## WHAT THE TASK ASKS:
Retype only what runs from the line that contains "Read out every word on this page." through the last line of the listing below, both lines included.

## EXCERPTED DATA:
------------------------

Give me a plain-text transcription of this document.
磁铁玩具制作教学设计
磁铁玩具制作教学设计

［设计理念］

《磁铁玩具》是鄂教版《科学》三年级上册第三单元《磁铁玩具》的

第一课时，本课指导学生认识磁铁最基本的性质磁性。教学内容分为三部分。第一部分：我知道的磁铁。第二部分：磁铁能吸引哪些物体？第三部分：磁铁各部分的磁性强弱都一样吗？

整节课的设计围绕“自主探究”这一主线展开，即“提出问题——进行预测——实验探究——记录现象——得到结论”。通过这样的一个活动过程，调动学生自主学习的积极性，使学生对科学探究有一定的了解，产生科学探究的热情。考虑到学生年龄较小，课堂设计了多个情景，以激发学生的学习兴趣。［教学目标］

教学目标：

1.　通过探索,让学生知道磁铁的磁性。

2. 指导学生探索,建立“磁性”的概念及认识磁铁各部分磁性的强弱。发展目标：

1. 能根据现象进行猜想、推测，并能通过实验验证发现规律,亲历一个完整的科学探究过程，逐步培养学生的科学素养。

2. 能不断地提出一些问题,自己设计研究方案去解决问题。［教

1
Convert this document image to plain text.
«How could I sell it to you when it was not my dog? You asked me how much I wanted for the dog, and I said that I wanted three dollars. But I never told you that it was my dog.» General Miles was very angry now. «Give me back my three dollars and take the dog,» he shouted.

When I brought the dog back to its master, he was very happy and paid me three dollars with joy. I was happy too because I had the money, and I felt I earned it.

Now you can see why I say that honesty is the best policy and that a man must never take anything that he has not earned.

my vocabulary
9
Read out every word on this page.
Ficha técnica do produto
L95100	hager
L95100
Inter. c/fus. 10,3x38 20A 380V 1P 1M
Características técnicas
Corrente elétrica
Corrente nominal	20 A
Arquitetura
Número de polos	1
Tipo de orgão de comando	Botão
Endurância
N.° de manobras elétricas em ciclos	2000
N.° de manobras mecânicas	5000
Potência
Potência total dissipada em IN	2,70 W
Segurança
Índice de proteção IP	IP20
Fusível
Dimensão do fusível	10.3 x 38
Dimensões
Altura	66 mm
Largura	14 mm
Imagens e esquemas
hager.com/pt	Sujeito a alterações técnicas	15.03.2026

------------------------

## RIGHT ANSWER:
Read out every word on this page.
Ficha técnica do produto
L95100	hager
L95100
Inter. c/fus. 10,3x38 20A 380V 1P 1M
Características técnicas
Corrente elétrica
Corrente nominal	20 A
Arquitetura
Número de polos	1
Tipo de orgão de comando	Botão
Endurância
N.° de manobras elétricas em ciclos	2000
N.° de manobras mecânicas	5000
Potência
Potência total dissipada em IN	2,70 W
Segurança
Índice de proteção IP	IP20
Fusível
Dimensão do fusível	10.3 x 38
Dimensões
Altura	66 mm
Largura	14 mm
Imagens e esquemas
hager.com/pt	Sujeito a alterações técnicas	15.03.2026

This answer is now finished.